### Goal of the exercise
Within the records below, find each line that holds the string "LOCK", then copy it.
-------- Task inputs
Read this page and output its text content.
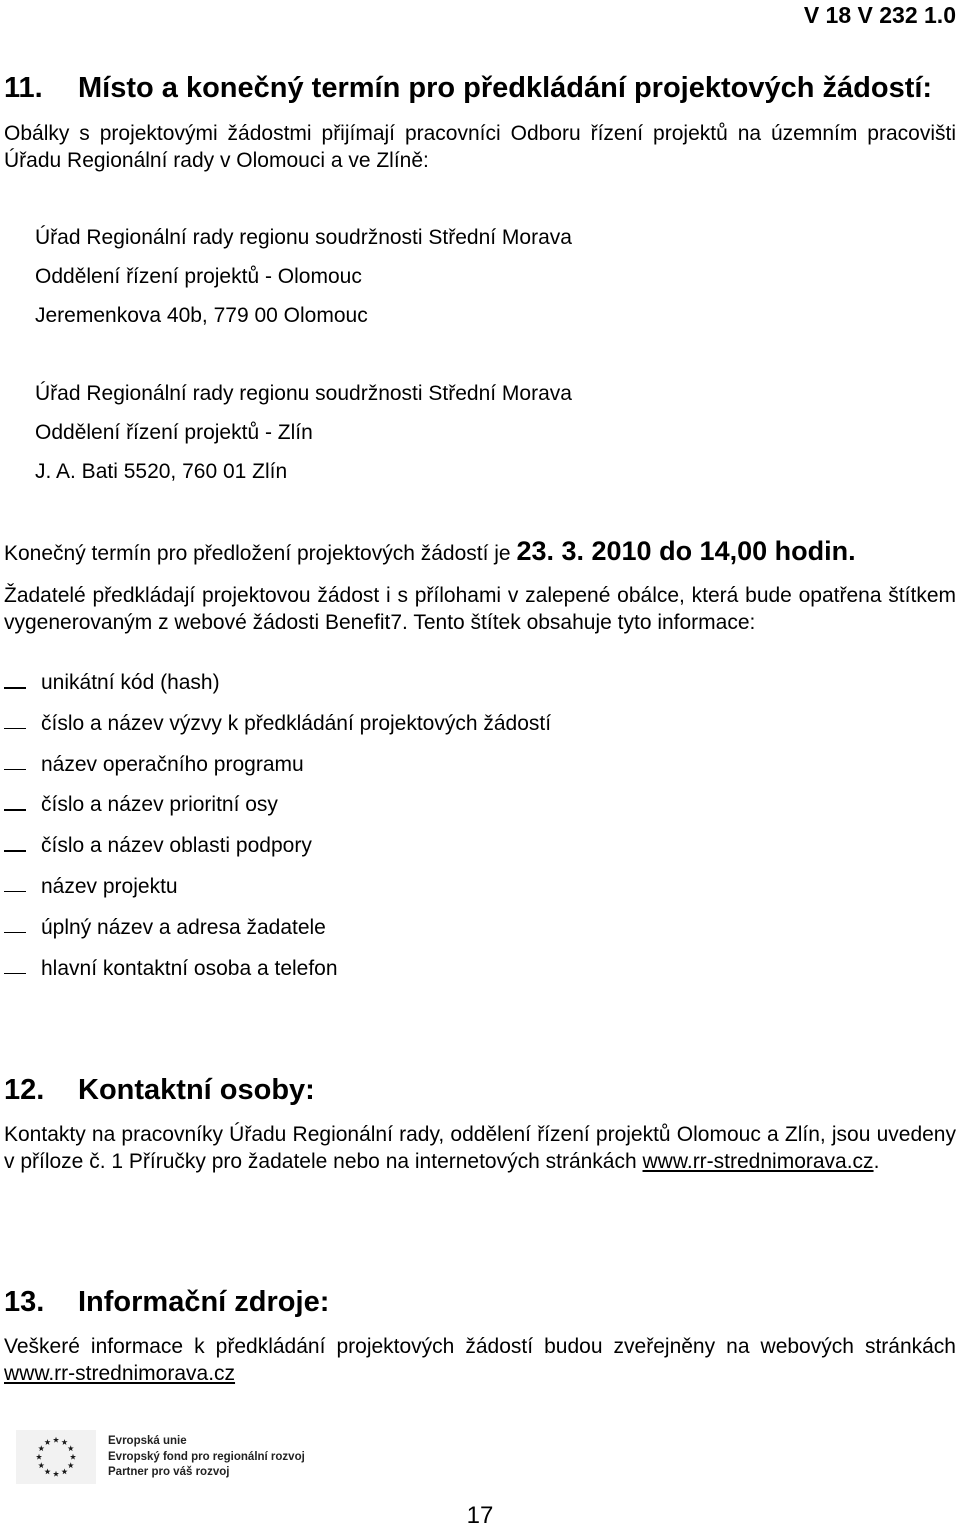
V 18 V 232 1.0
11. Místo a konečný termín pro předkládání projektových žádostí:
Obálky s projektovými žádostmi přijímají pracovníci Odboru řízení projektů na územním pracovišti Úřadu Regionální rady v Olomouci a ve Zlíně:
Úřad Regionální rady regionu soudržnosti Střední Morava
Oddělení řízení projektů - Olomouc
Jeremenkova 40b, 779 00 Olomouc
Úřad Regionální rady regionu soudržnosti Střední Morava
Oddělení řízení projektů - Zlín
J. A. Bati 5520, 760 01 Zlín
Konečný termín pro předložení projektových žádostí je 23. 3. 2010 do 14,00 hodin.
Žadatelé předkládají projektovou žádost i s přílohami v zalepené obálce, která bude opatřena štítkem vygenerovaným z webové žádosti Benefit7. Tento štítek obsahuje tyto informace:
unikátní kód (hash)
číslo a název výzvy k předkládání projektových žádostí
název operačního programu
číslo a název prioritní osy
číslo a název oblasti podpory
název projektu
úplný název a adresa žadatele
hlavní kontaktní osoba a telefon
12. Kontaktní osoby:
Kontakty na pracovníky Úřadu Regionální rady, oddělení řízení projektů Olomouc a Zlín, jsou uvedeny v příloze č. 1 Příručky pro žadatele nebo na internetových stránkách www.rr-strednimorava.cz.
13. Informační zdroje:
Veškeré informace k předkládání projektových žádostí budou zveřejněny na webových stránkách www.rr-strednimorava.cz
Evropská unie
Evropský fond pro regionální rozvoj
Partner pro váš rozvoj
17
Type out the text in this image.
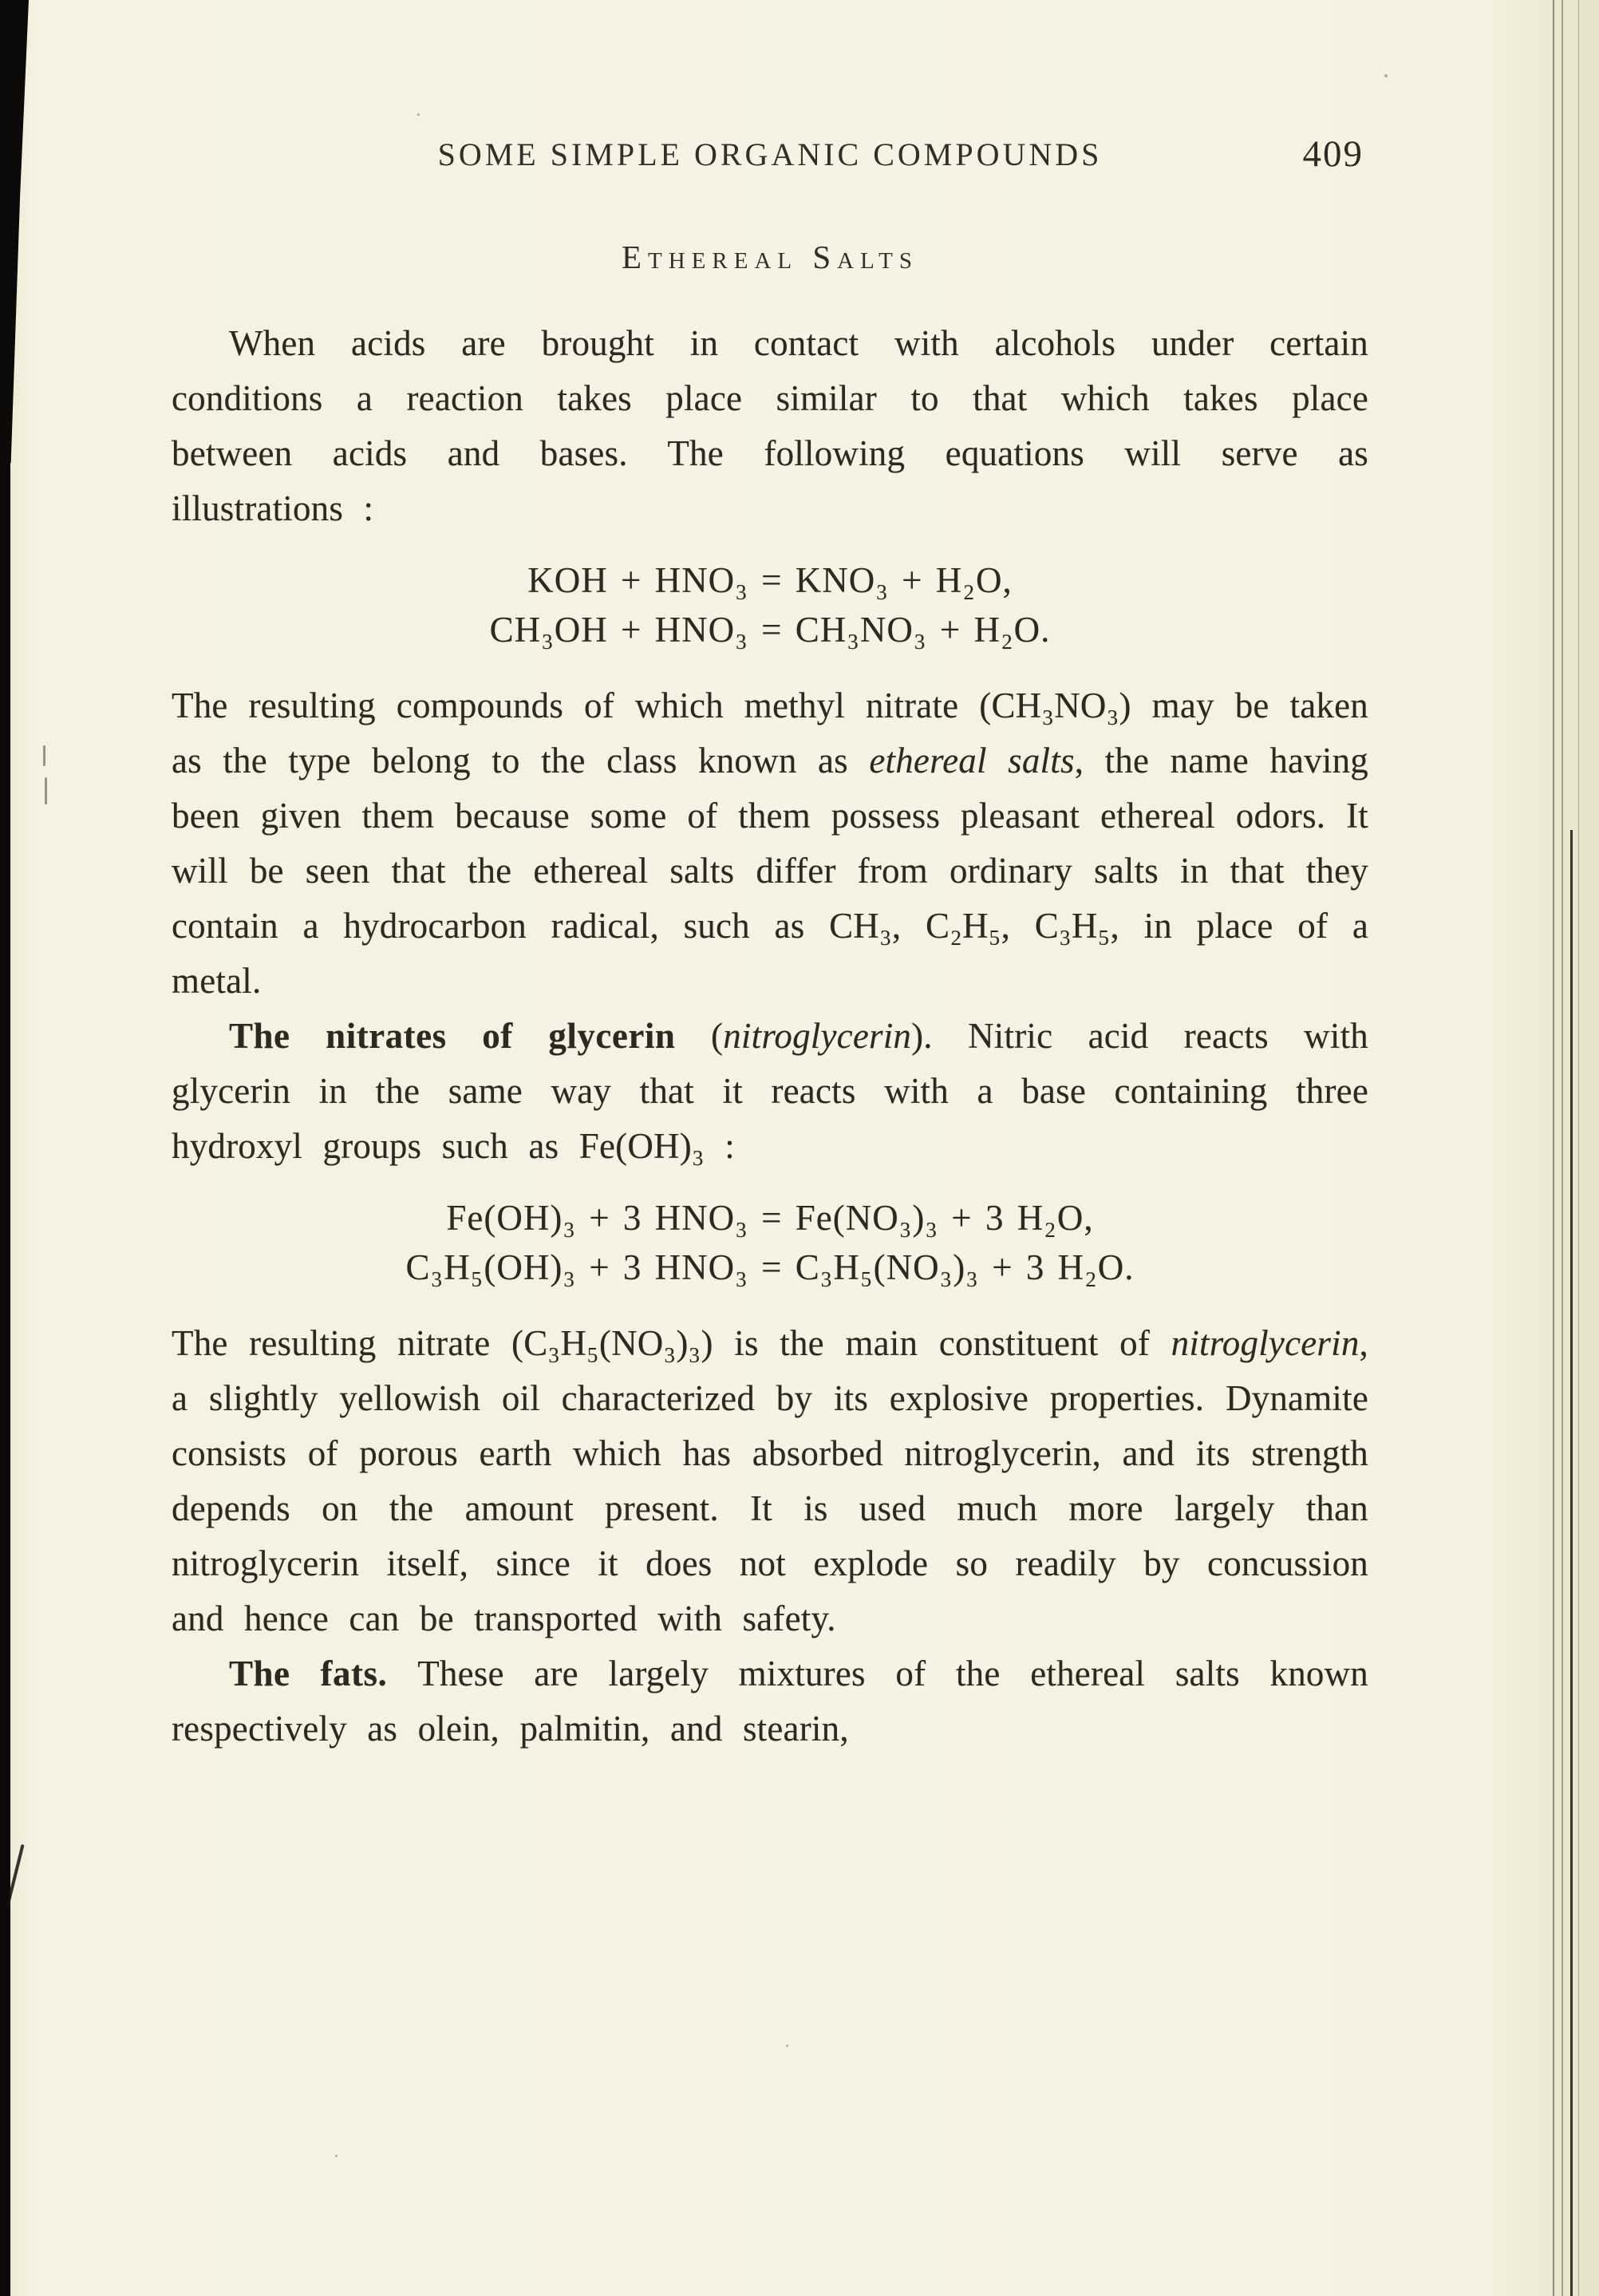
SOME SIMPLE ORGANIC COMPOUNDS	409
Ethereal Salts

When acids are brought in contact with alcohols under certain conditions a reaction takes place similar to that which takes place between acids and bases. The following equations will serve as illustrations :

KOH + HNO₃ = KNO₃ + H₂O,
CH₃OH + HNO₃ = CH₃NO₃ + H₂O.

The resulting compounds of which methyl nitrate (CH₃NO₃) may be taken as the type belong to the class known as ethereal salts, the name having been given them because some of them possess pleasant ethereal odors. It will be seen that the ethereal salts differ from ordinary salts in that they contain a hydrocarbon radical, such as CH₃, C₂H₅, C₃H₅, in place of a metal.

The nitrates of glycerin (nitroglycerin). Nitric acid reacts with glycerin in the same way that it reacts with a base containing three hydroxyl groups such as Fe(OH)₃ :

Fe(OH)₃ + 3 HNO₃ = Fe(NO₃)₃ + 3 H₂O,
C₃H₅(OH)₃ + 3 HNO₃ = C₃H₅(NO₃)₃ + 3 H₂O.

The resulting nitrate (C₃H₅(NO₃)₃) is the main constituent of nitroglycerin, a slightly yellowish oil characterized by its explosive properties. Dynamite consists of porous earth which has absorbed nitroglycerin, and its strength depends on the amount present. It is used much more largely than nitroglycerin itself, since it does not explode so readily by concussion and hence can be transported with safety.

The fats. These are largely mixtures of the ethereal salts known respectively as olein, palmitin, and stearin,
----------------
-------- Task inputs
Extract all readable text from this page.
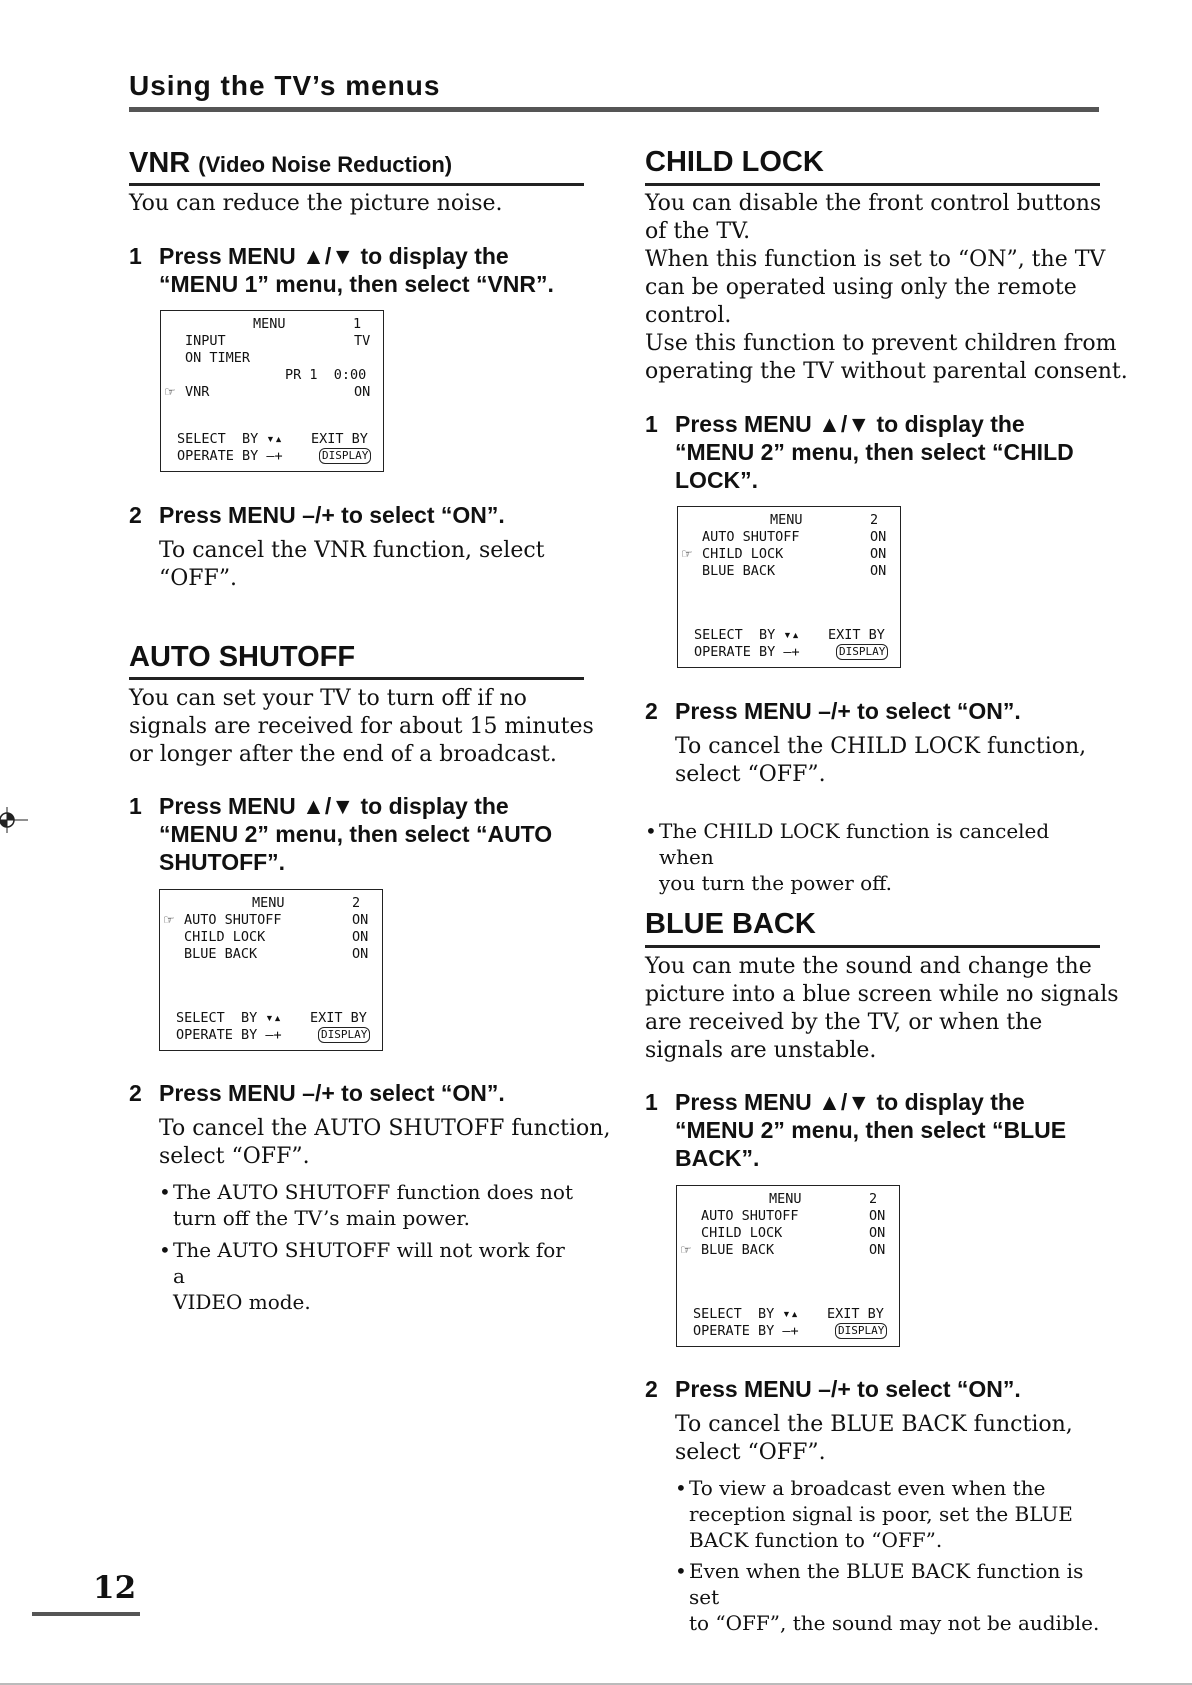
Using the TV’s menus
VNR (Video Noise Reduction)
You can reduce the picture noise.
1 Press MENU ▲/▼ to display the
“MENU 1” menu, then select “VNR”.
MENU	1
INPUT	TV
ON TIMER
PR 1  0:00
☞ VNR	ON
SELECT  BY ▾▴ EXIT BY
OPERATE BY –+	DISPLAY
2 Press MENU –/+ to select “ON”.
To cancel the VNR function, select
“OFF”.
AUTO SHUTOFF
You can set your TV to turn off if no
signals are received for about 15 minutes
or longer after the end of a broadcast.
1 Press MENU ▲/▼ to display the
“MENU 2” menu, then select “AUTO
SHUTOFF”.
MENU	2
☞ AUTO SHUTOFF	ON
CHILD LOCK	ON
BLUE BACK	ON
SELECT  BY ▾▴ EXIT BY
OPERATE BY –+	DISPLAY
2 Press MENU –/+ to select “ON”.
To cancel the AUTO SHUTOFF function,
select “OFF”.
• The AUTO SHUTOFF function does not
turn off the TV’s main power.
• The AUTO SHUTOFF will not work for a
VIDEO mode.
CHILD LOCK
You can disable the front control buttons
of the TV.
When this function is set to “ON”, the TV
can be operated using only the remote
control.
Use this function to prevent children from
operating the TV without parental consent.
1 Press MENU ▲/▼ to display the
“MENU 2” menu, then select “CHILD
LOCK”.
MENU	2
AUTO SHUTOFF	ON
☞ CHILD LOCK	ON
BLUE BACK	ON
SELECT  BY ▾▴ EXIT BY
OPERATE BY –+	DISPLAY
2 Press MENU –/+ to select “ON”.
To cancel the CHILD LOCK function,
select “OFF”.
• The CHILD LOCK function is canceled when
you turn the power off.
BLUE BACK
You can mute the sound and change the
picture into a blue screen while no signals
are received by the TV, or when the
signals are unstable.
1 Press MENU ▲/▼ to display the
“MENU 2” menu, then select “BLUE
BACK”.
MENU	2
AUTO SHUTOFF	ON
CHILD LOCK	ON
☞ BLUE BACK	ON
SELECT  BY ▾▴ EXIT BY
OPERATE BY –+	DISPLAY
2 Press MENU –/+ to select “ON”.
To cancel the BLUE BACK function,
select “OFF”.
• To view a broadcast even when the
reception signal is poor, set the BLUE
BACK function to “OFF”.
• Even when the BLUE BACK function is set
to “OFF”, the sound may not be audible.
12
----------------
### In response
CHILD LOCK	ON
CHILD LOCK
LOCK”.
☞ CHILD LOCK	ON
To cancel the CHILD LOCK function,
• The CHILD LOCK function is canceled when
CHILD LOCK	ON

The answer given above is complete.